**TASK REQUIREMENTS:** Write out the full listing again, exactly as it stands.

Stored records
^^^^^^^^^^^^^^^^
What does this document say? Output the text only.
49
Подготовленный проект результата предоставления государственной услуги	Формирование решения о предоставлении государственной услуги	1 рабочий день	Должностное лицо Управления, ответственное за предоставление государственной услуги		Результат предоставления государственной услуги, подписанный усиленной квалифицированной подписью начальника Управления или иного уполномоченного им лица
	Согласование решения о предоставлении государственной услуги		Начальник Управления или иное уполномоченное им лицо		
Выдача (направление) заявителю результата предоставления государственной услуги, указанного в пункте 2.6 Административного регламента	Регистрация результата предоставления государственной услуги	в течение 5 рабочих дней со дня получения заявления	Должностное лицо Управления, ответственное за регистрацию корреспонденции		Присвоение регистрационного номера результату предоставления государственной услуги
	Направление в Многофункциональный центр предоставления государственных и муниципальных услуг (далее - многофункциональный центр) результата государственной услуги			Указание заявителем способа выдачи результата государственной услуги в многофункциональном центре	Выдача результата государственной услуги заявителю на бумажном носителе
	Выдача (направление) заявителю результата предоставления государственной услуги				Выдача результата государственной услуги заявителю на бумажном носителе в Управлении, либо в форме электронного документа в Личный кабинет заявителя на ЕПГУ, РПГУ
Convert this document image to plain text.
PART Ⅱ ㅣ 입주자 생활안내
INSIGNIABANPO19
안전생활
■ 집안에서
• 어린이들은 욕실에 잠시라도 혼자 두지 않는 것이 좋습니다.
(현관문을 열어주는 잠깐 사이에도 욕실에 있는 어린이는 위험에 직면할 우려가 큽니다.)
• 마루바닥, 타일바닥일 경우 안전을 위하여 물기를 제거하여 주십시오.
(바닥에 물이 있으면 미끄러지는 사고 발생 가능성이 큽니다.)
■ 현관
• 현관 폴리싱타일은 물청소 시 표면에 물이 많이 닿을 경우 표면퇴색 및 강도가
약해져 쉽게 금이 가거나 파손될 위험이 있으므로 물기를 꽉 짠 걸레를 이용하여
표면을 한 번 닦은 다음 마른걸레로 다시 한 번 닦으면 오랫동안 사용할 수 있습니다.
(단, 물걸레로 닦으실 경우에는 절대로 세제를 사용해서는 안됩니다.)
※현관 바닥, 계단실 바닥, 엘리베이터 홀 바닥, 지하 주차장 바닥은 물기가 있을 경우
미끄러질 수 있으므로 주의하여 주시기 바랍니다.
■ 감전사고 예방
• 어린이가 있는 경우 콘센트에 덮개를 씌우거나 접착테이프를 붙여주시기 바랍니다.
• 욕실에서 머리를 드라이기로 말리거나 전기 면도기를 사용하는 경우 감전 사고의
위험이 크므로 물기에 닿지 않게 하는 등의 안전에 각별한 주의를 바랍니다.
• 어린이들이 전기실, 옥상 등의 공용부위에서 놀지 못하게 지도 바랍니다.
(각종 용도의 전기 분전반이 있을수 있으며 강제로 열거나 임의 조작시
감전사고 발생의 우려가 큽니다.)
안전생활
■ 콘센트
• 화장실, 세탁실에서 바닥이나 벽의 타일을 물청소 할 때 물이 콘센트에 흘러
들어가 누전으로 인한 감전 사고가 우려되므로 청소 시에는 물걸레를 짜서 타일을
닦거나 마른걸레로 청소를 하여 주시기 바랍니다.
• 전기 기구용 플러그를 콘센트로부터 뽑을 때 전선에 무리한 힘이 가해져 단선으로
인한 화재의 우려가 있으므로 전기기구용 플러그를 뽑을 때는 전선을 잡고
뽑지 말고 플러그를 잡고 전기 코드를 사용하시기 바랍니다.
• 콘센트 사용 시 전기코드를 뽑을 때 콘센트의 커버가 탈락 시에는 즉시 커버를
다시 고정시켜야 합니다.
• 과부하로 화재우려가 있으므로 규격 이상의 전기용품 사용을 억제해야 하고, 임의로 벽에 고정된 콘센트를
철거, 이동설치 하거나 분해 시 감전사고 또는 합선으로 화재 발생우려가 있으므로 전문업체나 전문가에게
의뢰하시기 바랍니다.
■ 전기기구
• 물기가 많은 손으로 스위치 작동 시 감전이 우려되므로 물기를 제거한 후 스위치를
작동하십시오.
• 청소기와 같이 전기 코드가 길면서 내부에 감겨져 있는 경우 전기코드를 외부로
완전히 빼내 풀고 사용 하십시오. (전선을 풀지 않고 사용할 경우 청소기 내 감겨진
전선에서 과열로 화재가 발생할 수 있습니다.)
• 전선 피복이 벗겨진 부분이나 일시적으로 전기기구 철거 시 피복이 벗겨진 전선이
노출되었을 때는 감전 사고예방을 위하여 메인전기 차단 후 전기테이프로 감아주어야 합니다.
^^^^^^^^^^^^^^^^
**REPLY TO THE EXERCISE:**
What does this document say? Output the text only.
49
Подготовленный проект результата предоставления государственной услуги	Формирование решения о предоставлении государственной услуги	1 рабочий день	Должностное лицо Управления, ответственное за предоставление государственной услуги		Результат предоставления государственной услуги, подписанный усиленной квалифицированной подписью начальника Управления или иного уполномоченного им лица
	Согласование решения о предоставлении государственной услуги		Начальник Управления или иное уполномоченное им лицо		
Выдача (направление) заявителю результата предоставления государственной услуги, указанного в пункте 2.6 Административного регламента	Регистрация результата предоставления государственной услуги	в течение 5 рабочих дней со дня получения заявления	Должностное лицо Управления, ответственное за регистрацию корреспонденции		Присвоение регистрационного номера результату предоставления государственной услуги
	Направление в Многофункциональный центр предоставления государственных и муниципальных услуг (далее - многофункциональный центр) результата государственной услуги			Указание заявителем способа выдачи результата государственной услуги в многофункциональном центре	Выдача результата государственной услуги заявителю на бумажном носителе
	Выдача (направление) заявителю результата предоставления государственной услуги				Выдача результата государственной услуги заявителю на бумажном носителе в Управлении, либо в форме электронного документа в Личный кабинет заявителя на ЕПГУ, РПГУ
Convert this document image to plain text.
PART Ⅱ ㅣ 입주자 생활안내
INSIGNIABANPO19
안전생활
■ 집안에서
• 어린이들은 욕실에 잠시라도 혼자 두지 않는 것이 좋습니다.
(현관문을 열어주는 잠깐 사이에도 욕실에 있는 어린이는 위험에 직면할 우려가 큽니다.)
• 마루바닥, 타일바닥일 경우 안전을 위하여 물기를 제거하여 주십시오.
(바닥에 물이 있으면 미끄러지는 사고 발생 가능성이 큽니다.)
■ 현관
• 현관 폴리싱타일은 물청소 시 표면에 물이 많이 닿을 경우 표면퇴색 및 강도가
약해져 쉽게 금이 가거나 파손될 위험이 있으므로 물기를 꽉 짠 걸레를 이용하여
표면을 한 번 닦은 다음 마른걸레로 다시 한 번 닦으면 오랫동안 사용할 수 있습니다.
(단, 물걸레로 닦으실 경우에는 절대로 세제를 사용해서는 안됩니다.)
※현관 바닥, 계단실 바닥, 엘리베이터 홀 바닥, 지하 주차장 바닥은 물기가 있을 경우
미끄러질 수 있으므로 주의하여 주시기 바랍니다.
■ 감전사고 예방
• 어린이가 있는 경우 콘센트에 덮개를 씌우거나 접착테이프를 붙여주시기 바랍니다.
• 욕실에서 머리를 드라이기로 말리거나 전기 면도기를 사용하는 경우 감전 사고의
위험이 크므로 물기에 닿지 않게 하는 등의 안전에 각별한 주의를 바랍니다.
• 어린이들이 전기실, 옥상 등의 공용부위에서 놀지 못하게 지도 바랍니다.
(각종 용도의 전기 분전반이 있을수 있으며 강제로 열거나 임의 조작시
감전사고 발생의 우려가 큽니다.)
안전생활
■ 콘센트
• 화장실, 세탁실에서 바닥이나 벽의 타일을 물청소 할 때 물이 콘센트에 흘러
들어가 누전으로 인한 감전 사고가 우려되므로 청소 시에는 물걸레를 짜서 타일을
닦거나 마른걸레로 청소를 하여 주시기 바랍니다.
• 전기 기구용 플러그를 콘센트로부터 뽑을 때 전선에 무리한 힘이 가해져 단선으로
인한 화재의 우려가 있으므로 전기기구용 플러그를 뽑을 때는 전선을 잡고
뽑지 말고 플러그를 잡고 전기 코드를 사용하시기 바랍니다.
• 콘센트 사용 시 전기코드를 뽑을 때 콘센트의 커버가 탈락 시에는 즉시 커버를
다시 고정시켜야 합니다.
• 과부하로 화재우려가 있으므로 규격 이상의 전기용품 사용을 억제해야 하고, 임의로 벽에 고정된 콘센트를
철거, 이동설치 하거나 분해 시 감전사고 또는 합선으로 화재 발생우려가 있으므로 전문업체나 전문가에게
의뢰하시기 바랍니다.
■ 전기기구
• 물기가 많은 손으로 스위치 작동 시 감전이 우려되므로 물기를 제거한 후 스위치를
작동하십시오.
• 청소기와 같이 전기 코드가 길면서 내부에 감겨져 있는 경우 전기코드를 외부로
완전히 빼내 풀고 사용 하십시오. (전선을 풀지 않고 사용할 경우 청소기 내 감겨진
전선에서 과열로 화재가 발생할 수 있습니다.)
• 전선 피복이 벗겨진 부분이나 일시적으로 전기기구 철거 시 피복이 벗겨진 전선이
노출되었을 때는 감전 사고예방을 위하여 메인전기 차단 후 전기테이프로 감아주어야 합니다.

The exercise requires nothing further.